Supplied material
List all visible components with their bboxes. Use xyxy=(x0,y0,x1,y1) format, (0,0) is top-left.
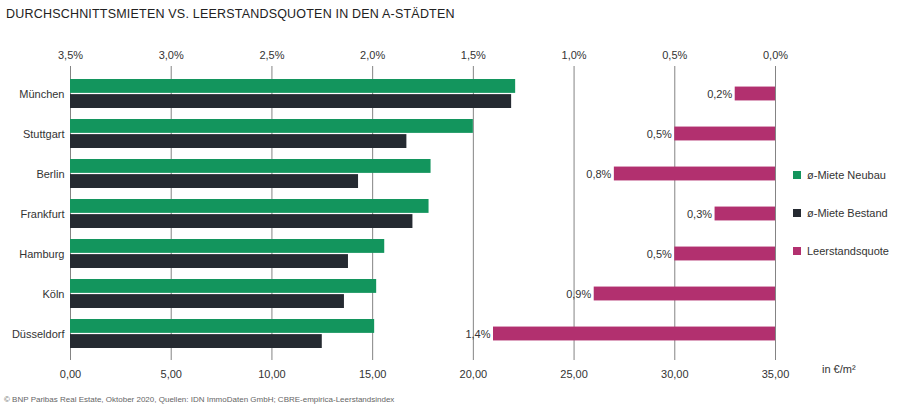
svg-text:0,2%: 0,2% xyxy=(707,88,732,100)
svg-text:5,00: 5,00 xyxy=(161,368,182,380)
svg-text:0,0%: 0,0% xyxy=(763,49,788,61)
svg-text:0,3%: 0,3% xyxy=(687,208,712,220)
html-text:© BNP Paribas Real Estate, Okt: © BNP Paribas Real Estate, Oktober 2020,… xyxy=(4,395,395,404)
svg-text:15,00: 15,00 xyxy=(359,368,387,380)
svg-text:3,0%: 3,0% xyxy=(159,49,184,61)
svg-text:0,9%: 0,9% xyxy=(566,288,591,300)
html-text:in €/m²: in €/m² xyxy=(822,363,856,375)
svg-text:Köln: Köln xyxy=(42,288,64,300)
svg-text:20,00: 20,00 xyxy=(460,368,488,380)
svg-text:0,00: 0,00 xyxy=(60,368,81,380)
svg-text:0,8%: 0,8% xyxy=(586,168,611,180)
svg-text:München: München xyxy=(19,88,64,100)
svg-text:Stuttgart: Stuttgart xyxy=(23,128,65,140)
svg-text:0,5%: 0,5% xyxy=(647,128,672,140)
html-text:DURCHSCHNITTSMIETEN VS. LEERST: DURCHSCHNITTSMIETEN VS. LEERSTANDSQUOTEN… xyxy=(6,7,455,21)
svg-text:2,5%: 2,5% xyxy=(259,49,284,61)
html-text:ø-Miete Neubau: ø-Miete Neubau xyxy=(807,169,886,181)
svg-text:1,4%: 1,4% xyxy=(465,328,490,340)
svg-text:1,5%: 1,5% xyxy=(461,49,486,61)
svg-text:1,0%: 1,0% xyxy=(562,49,587,61)
svg-text:10,00: 10,00 xyxy=(258,368,286,380)
svg-text:0,5%: 0,5% xyxy=(662,49,687,61)
svg-text:35,00: 35,00 xyxy=(762,368,790,380)
svg-text:3,5%: 3,5% xyxy=(58,49,83,61)
svg-text:Düsseldorf: Düsseldorf xyxy=(12,328,66,340)
html-text:ø-Miete Bestand: ø-Miete Bestand xyxy=(807,207,888,219)
svg-text:0,5%: 0,5% xyxy=(647,248,672,260)
svg-text:30,00: 30,00 xyxy=(661,368,689,380)
svg-text:Berlin: Berlin xyxy=(36,168,64,180)
svg-text:Hamburg: Hamburg xyxy=(19,248,64,260)
html-text:Leerstandsquote: Leerstandsquote xyxy=(807,245,889,257)
svg-text:Frankfurt: Frankfurt xyxy=(20,208,64,220)
svg-text:2,0%: 2,0% xyxy=(360,49,385,61)
svg-text:25,00: 25,00 xyxy=(560,368,588,380)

Aim of the exercise
Write out these rows again word for word, beginning at the line that contains "svg-text:0,2%: 0,2% xyxy=(707,88,732,100)" and stopping after the line that contains "svg-text:München: München xyxy=(19,88,64,100)".

Written answer
svg-text:0,2%: 0,2% xyxy=(707,88,732,100)
svg-text:5,00: 5,00 xyxy=(161,368,182,380)
svg-text:0,0%: 0,0% xyxy=(763,49,788,61)
svg-text:0,3%: 0,3% xyxy=(687,208,712,220)
html-text:© BNP Paribas Real Estate, Okt: © BNP Paribas Real Estate, Oktober 2020,… xyxy=(4,395,395,404)
svg-text:15,00: 15,00 xyxy=(359,368,387,380)
svg-text:3,0%: 3,0% xyxy=(159,49,184,61)
svg-text:0,9%: 0,9% xyxy=(566,288,591,300)
html-text:in €/m²: in €/m² xyxy=(822,363,856,375)
svg-text:Köln: Köln xyxy=(42,288,64,300)
svg-text:20,00: 20,00 xyxy=(460,368,488,380)
svg-text:0,00: 0,00 xyxy=(60,368,81,380)
svg-text:0,8%: 0,8% xyxy=(586,168,611,180)
svg-text:München: München xyxy=(19,88,64,100)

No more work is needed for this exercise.